What is asked —
Quote the whole listing word for word. Do not include the pictures.

(Saved entries)
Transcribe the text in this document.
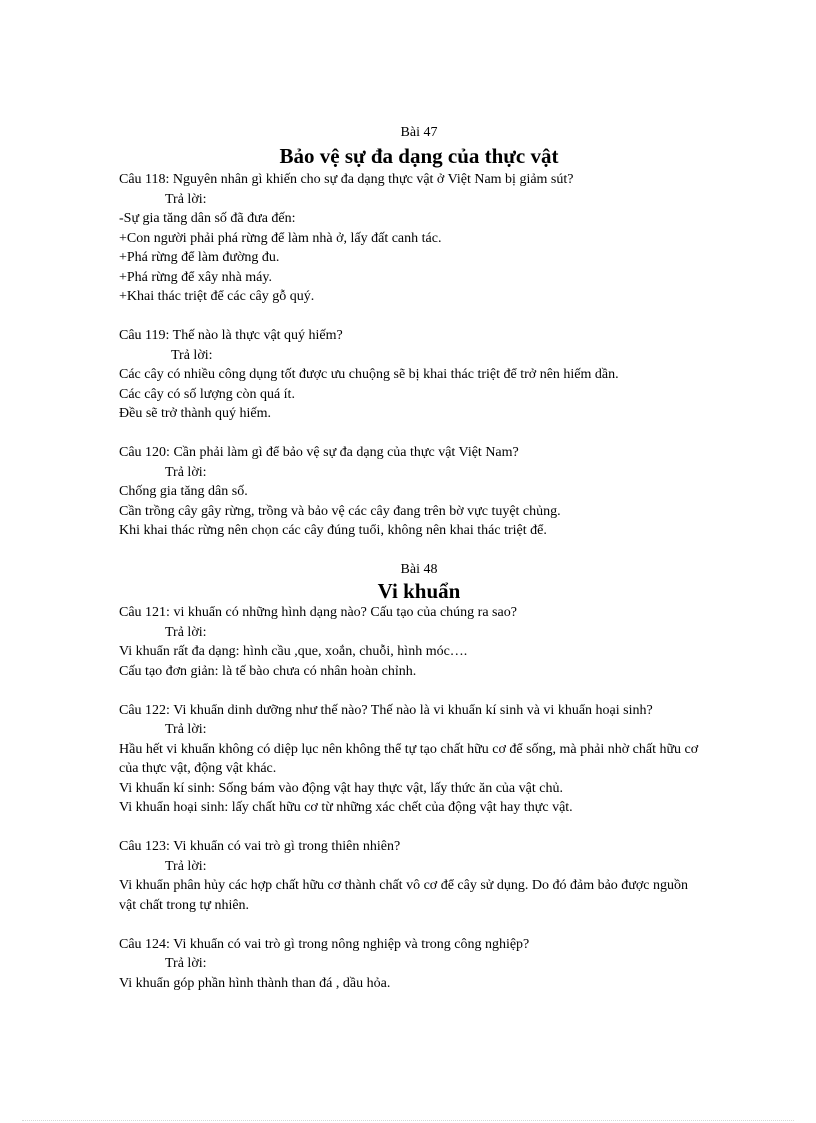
Bài 47
Bảo vệ sự đa dạng của thực vật
Câu 118: Nguyên nhân gì khiến cho sự đa dạng thực vật ở Việt Nam bị giảm sút?
Trả lời:
-Sự gia tăng dân số đã đưa đến:
+Con người phải phá rừng để làm nhà ở, lấy đất canh tác.
+Phá rừng để làm đường đu.
+Phá rừng để xây nhà máy.
+Khai thác triệt để các cây gỗ quý.
Câu 119: Thế nào là thực vật quý hiếm?
Trả lời:
Các cây có nhiều công dụng tốt được ưu chuộng sẽ bị khai thác triệt để trở nên hiếm dần.
Các cây có số lượng còn quá ít.
Đều sẽ trở thành quý hiếm.
Câu 120: Cần phải làm gì để bảo vệ sự đa dạng của thực vật Việt Nam?
Trả lời:
Chống gia tăng dân số.
Cần trồng cây gây rừng, trồng và bảo vệ các cây đang trên bờ vực tuyệt chủng.
Khi khai thác rừng nên chọn các cây đúng tuổi, không nên khai thác triệt để.
Bài 48
Vi khuẩn
Câu 121: vi khuẩn có những hình dạng nào? Cấu tạo của chúng ra sao?
Trả lời:
Vi khuẩn rất đa dạng: hình cầu ,que, xoắn, chuỗi, hình móc….
Cấu tạo đơn giản: là tế bào chưa có nhân hoàn chỉnh.
Câu 122: Vi khuẩn dinh dưỡng như thế nào? Thế nào là vi khuẩn kí sinh và vi khuẩn hoại sinh?
Trả lời:
Hầu hết vi khuẩn không có diệp lục nên không thể tự tạo chất hữu cơ để sống, mà phải nhờ chất hữu cơ của thực vật, động vật khác.
Vi khuẩn kí sinh: Sống bám vào động vật hay thực vật, lấy thức ăn của vật chủ.
Vi khuẩn hoại sinh: lấy chất hữu cơ từ những xác chết của động vật hay thực vật.
Câu 123: Vi khuẩn có vai trò gì trong thiên nhiên?
Trả lời:
Vi khuẩn phân hủy các hợp chất hữu cơ thành chất vô cơ để cây sử dụng. Do đó đảm bảo được nguồn vật chất trong tự nhiên.
Câu 124: Vi khuẩn có vai trò gì trong nông nghiệp và trong công nghiệp?
Trả lời:
Vi khuẩn góp phần hình thành than đá , dầu hỏa.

Right answer —
Transcribe the text in this document.
Bài 47
Bảo vệ sự đa dạng của thực vật
Câu 118: Nguyên nhân gì khiến cho sự đa dạng thực vật ở Việt Nam bị giảm sút?
Trả lời:
-Sự gia tăng dân số đã đưa đến:
+Con người phải phá rừng để làm nhà ở, lấy đất canh tác.
+Phá rừng để làm đường đu.
+Phá rừng để xây nhà máy.
+Khai thác triệt để các cây gỗ quý.
Câu 119: Thế nào là thực vật quý hiếm?
Trả lời:
Các cây có nhiều công dụng tốt được ưu chuộng sẽ bị khai thác triệt để trở nên hiếm dần.
Các cây có số lượng còn quá ít.
Đều sẽ trở thành quý hiếm.
Câu 120: Cần phải làm gì để bảo vệ sự đa dạng của thực vật Việt Nam?
Trả lời:
Chống gia tăng dân số.
Cần trồng cây gây rừng, trồng và bảo vệ các cây đang trên bờ vực tuyệt chủng.
Khi khai thác rừng nên chọn các cây đúng tuổi, không nên khai thác triệt để.
Bài 48
Vi khuẩn
Câu 121: vi khuẩn có những hình dạng nào? Cấu tạo của chúng ra sao?
Trả lời:
Vi khuẩn rất đa dạng: hình cầu ,que, xoắn, chuỗi, hình móc….
Cấu tạo đơn giản: là tế bào chưa có nhân hoàn chỉnh.
Câu 122: Vi khuẩn dinh dưỡng như thế nào? Thế nào là vi khuẩn kí sinh và vi khuẩn hoại sinh?
Trả lời:
Hầu hết vi khuẩn không có diệp lục nên không thể tự tạo chất hữu cơ để sống, mà phải nhờ chất hữu cơ của thực vật, động vật khác.
Vi khuẩn kí sinh: Sống bám vào động vật hay thực vật, lấy thức ăn của vật chủ.
Vi khuẩn hoại sinh: lấy chất hữu cơ từ những xác chết của động vật hay thực vật.
Câu 123: Vi khuẩn có vai trò gì trong thiên nhiên?
Trả lời:
Vi khuẩn phân hủy các hợp chất hữu cơ thành chất vô cơ để cây sử dụng. Do đó đảm bảo được nguồn vật chất trong tự nhiên.
Câu 124: Vi khuẩn có vai trò gì trong nông nghiệp và trong công nghiệp?
Trả lời:
Vi khuẩn góp phần hình thành than đá , dầu hỏa.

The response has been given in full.